What you have to do
Write each line out exactly, leaving none out.

[START]

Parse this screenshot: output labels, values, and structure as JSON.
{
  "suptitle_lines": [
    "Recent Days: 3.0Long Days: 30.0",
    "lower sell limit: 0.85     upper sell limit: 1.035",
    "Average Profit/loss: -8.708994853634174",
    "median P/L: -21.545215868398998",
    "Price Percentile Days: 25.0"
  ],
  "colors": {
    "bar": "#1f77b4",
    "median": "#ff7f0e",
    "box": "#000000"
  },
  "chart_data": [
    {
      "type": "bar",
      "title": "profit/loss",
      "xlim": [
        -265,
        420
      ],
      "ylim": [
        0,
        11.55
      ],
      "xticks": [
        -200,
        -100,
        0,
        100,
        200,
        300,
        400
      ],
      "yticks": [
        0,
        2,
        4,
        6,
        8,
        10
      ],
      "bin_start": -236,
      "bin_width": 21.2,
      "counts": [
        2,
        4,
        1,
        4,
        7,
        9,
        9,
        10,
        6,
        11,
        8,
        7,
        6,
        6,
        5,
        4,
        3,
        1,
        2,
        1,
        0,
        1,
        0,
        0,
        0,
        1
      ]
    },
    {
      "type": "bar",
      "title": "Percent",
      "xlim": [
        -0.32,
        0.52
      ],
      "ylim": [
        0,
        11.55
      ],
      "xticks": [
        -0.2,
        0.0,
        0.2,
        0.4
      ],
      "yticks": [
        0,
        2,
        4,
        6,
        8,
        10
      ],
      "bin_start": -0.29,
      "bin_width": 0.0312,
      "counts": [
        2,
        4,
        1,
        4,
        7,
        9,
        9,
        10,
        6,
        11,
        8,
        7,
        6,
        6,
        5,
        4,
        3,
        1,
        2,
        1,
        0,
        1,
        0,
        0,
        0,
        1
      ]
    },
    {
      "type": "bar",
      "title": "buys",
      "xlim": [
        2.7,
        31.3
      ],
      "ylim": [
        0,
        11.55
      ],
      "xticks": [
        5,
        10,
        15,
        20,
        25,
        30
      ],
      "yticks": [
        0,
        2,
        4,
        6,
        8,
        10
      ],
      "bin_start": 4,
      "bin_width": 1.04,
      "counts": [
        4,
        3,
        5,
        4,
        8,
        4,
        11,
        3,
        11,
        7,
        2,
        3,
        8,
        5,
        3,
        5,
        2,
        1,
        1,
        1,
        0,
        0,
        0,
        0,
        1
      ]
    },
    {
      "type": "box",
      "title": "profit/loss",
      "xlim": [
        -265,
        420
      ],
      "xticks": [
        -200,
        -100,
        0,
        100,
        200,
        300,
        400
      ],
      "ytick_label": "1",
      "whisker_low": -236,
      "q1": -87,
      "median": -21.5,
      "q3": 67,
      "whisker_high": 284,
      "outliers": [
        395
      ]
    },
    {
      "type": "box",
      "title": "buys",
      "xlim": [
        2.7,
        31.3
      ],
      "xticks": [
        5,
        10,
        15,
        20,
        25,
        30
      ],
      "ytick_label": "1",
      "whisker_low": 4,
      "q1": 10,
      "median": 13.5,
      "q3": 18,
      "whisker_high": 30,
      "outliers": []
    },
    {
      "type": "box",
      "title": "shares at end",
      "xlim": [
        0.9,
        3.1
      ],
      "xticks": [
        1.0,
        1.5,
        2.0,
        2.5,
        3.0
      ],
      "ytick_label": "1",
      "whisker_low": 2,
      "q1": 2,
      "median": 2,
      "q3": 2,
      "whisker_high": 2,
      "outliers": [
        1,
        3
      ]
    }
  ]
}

[END]

Final result
Parse this screenshot: output labels, values, and structure as JSON.
{
  "suptitle_lines": [
    "Recent Days: 3.0Long Days: 30.0",
    "lower sell limit: 0.85     upper sell limit: 1.035",
    "Average Profit/loss: -8.708994853634174",
    "median P/L: -21.545215868398998",
    "Price Percentile Days: 25.0"
  ],
  "colors": {
    "bar": "#1f77b4",
    "median": "#ff7f0e",
    "box": "#000000"
  },
  "chart_data": [
    {
      "type": "bar",
      "title": "profit/loss",
      "xlim": [
        -265,
        420
      ],
      "ylim": [
        0,
        11.55
      ],
      "xticks": [
        -200,
        -100,
        0,
        100,
        200,
        300,
        400
      ],
      "yticks": [
        0,
        2,
        4,
        6,
        8,
        10
      ],
      "bin_start": -236,
      "bin_width": 21.2,
      "counts": [
        2,
        4,
        1,
        4,
        7,
        9,
        9,
        10,
        6,
        11,
        8,
        7,
        6,
        6,
        5,
        4,
        3,
        1,
        2,
        1,
        0,
        1,
        0,
        0,
        0,
        1
      ]
    },
    {
      "type": "bar",
      "title": "Percent",
      "xlim": [
        -0.32,
        0.52
      ],
      "ylim": [
        0,
        11.55
      ],
      "xticks": [
        -0.2,
        0.0,
        0.2,
        0.4
      ],
      "yticks": [
        0,
        2,
        4,
        6,
        8,
        10
      ],
      "bin_start": -0.29,
      "bin_width": 0.0312,
      "counts": [
        2,
        4,
        1,
        4,
        7,
        9,
        9,
        10,
        6,
        11,
        8,
        7,
        6,
        6,
        5,
        4,
        3,
        1,
        2,
        1,
        0,
        1,
        0,
        0,
        0,
        1
      ]
    },
    {
      "type": "bar",
      "title": "buys",
      "xlim": [
        2.7,
        31.3
      ],
      "ylim": [
        0,
        11.55
      ],
      "xticks": [
        5,
        10,
        15,
        20,
        25,
        30
      ],
      "yticks": [
        0,
        2,
        4,
        6,
        8,
        10
      ],
      "bin_start": 4,
      "bin_width": 1.04,
      "counts": [
        4,
        3,
        5,
        4,
        8,
        4,
        11,
        3,
        11,
        7,
        2,
        3,
        8,
        5,
        3,
        5,
        2,
        1,
        1,
        1,
        0,
        0,
        0,
        0,
        1
      ]
    },
    {
      "type": "box",
      "title": "profit/loss",
      "xlim": [
        -265,
        420
      ],
      "xticks": [
        -200,
        -100,
        0,
        100,
        200,
        300,
        400
      ],
      "ytick_label": "1",
      "whisker_low": -236,
      "q1": -87,
      "median": -21.5,
      "q3": 67,
      "whisker_high": 284,
      "outliers": [
        395
      ]
    },
    {
      "type": "box",
      "title": "buys",
      "xlim": [
        2.7,
        31.3
      ],
      "xticks": [
        5,
        10,
        15,
        20,
        25,
        30
      ],
      "ytick_label": "1",
      "whisker_low": 4,
      "q1": 10,
      "median": 13.5,
      "q3": 18,
      "whisker_high": 30,
      "outliers": []
    },
    {
      "type": "box",
      "title": "shares at end",
      "xlim": [
        0.9,
        3.1
      ],
      "xticks": [
        1.0,
        1.5,
        2.0,
        2.5,
        3.0
      ],
      "ytick_label": "1",
      "whisker_low": 2,
      "q1": 2,
      "median": 2,
      "q3": 2,
      "whisker_high": 2,
      "outliers": [
        1,
        3
      ]
    }
  ]
}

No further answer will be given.